_Goal of the exercise_
Set down the stretch of the records below from the start through the line that contains "contour-label: 0 [95,449,105,468]", both ends included, reproducing each line exactly.

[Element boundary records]
========

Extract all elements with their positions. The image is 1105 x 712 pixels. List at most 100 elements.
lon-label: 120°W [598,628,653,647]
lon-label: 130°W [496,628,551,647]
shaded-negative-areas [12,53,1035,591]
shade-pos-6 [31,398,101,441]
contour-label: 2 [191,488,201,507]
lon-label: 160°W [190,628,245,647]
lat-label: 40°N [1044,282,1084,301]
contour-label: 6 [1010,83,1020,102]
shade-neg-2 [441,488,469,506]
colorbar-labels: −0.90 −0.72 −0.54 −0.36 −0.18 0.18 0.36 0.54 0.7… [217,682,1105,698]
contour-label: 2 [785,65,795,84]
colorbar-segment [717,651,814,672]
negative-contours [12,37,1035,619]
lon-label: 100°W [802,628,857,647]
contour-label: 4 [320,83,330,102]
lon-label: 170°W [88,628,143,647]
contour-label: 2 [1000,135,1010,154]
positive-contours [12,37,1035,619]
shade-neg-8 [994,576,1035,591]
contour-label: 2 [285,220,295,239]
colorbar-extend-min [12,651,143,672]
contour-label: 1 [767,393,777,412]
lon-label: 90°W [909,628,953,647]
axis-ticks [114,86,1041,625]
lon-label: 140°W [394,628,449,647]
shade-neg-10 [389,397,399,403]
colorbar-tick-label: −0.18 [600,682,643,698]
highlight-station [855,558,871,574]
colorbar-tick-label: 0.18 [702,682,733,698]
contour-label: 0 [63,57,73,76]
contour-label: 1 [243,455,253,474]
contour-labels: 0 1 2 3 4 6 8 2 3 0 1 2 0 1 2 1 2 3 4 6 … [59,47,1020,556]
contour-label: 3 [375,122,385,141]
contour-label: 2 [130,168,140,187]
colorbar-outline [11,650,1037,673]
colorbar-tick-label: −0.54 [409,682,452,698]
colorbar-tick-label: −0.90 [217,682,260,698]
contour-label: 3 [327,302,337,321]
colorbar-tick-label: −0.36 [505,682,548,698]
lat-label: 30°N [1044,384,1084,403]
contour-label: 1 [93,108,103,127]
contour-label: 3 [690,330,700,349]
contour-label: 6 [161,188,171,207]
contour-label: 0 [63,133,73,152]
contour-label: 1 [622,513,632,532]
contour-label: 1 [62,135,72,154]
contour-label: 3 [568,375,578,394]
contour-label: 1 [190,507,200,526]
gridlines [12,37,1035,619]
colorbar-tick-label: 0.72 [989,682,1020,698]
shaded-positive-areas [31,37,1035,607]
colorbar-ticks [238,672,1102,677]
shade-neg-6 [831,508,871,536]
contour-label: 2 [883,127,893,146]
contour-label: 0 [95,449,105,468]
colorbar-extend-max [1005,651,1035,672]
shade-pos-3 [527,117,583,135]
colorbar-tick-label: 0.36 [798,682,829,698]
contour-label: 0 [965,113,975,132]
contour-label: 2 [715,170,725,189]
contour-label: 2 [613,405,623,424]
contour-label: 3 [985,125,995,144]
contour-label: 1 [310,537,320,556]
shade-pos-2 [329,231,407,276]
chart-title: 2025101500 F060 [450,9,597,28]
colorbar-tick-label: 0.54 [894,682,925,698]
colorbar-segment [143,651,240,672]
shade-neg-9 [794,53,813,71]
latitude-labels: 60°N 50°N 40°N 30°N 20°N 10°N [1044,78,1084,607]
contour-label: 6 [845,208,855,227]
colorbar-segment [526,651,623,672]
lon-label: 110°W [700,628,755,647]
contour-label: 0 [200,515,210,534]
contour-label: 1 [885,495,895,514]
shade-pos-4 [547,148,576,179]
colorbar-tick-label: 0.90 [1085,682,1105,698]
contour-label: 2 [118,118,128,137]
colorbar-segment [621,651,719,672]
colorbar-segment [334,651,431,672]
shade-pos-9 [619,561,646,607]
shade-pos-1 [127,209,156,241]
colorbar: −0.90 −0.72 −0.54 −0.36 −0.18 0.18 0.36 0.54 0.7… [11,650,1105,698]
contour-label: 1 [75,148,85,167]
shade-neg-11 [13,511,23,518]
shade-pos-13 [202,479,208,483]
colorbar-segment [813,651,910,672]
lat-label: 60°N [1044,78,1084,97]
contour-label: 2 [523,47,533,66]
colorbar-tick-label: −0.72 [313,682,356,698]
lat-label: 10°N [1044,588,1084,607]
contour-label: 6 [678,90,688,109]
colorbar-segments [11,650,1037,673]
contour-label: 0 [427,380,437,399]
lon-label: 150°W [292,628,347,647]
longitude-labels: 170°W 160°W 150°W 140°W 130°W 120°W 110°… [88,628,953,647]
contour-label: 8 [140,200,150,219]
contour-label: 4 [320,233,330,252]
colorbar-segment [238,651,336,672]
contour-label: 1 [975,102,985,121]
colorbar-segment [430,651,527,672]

========

_Solution below_
Extract all elements with their positions. The image is 1105 x 712 pixels. List at most 100 elements.
lon-label: 120°W [598,628,653,647]
lon-label: 130°W [496,628,551,647]
shaded-negative-areas [12,53,1035,591]
shade-pos-6 [31,398,101,441]
contour-label: 2 [191,488,201,507]
lon-label: 160°W [190,628,245,647]
lat-label: 40°N [1044,282,1084,301]
contour-label: 6 [1010,83,1020,102]
shade-neg-2 [441,488,469,506]
colorbar-labels: −0.90 −0.72 −0.54 −0.36 −0.18 0.18 0.36 0.54 0.7… [217,682,1105,698]
contour-label: 2 [785,65,795,84]
colorbar-segment [717,651,814,672]
negative-contours [12,37,1035,619]
lon-label: 100°W [802,628,857,647]
contour-label: 4 [320,83,330,102]
lon-label: 170°W [88,628,143,647]
contour-label: 2 [1000,135,1010,154]
positive-contours [12,37,1035,619]
shade-neg-8 [994,576,1035,591]
contour-label: 2 [285,220,295,239]
colorbar-extend-min [12,651,143,672]
contour-label: 1 [767,393,777,412]
lon-label: 90°W [909,628,953,647]
axis-ticks [114,86,1041,625]
lon-label: 140°W [394,628,449,647]
shade-neg-10 [389,397,399,403]
colorbar-tick-label: −0.18 [600,682,643,698]
highlight-station [855,558,871,574]
colorbar-tick-label: 0.18 [702,682,733,698]
contour-label: 0 [63,57,73,76]
contour-label: 1 [243,455,253,474]
contour-labels: 0 1 2 3 4 6 8 2 3 0 1 2 0 1 2 1 2 3 4 6 … [59,47,1020,556]
contour-label: 3 [375,122,385,141]
contour-label: 2 [130,168,140,187]
colorbar-outline [11,650,1037,673]
colorbar-tick-label: −0.54 [409,682,452,698]
colorbar-tick-label: −0.90 [217,682,260,698]
contour-label: 3 [327,302,337,321]
colorbar-tick-label: −0.36 [505,682,548,698]
lat-label: 30°N [1044,384,1084,403]
contour-label: 1 [93,108,103,127]
contour-label: 3 [690,330,700,349]
contour-label: 6 [161,188,171,207]
contour-label: 0 [63,133,73,152]
contour-label: 1 [622,513,632,532]
contour-label: 1 [62,135,72,154]
contour-label: 3 [568,375,578,394]
contour-label: 1 [190,507,200,526]
gridlines [12,37,1035,619]
colorbar-tick-label: 0.72 [989,682,1020,698]
shaded-positive-areas [31,37,1035,607]
colorbar-ticks [238,672,1102,677]
shade-neg-6 [831,508,871,536]
contour-label: 2 [883,127,893,146]
contour-label: 0 [95,449,105,468]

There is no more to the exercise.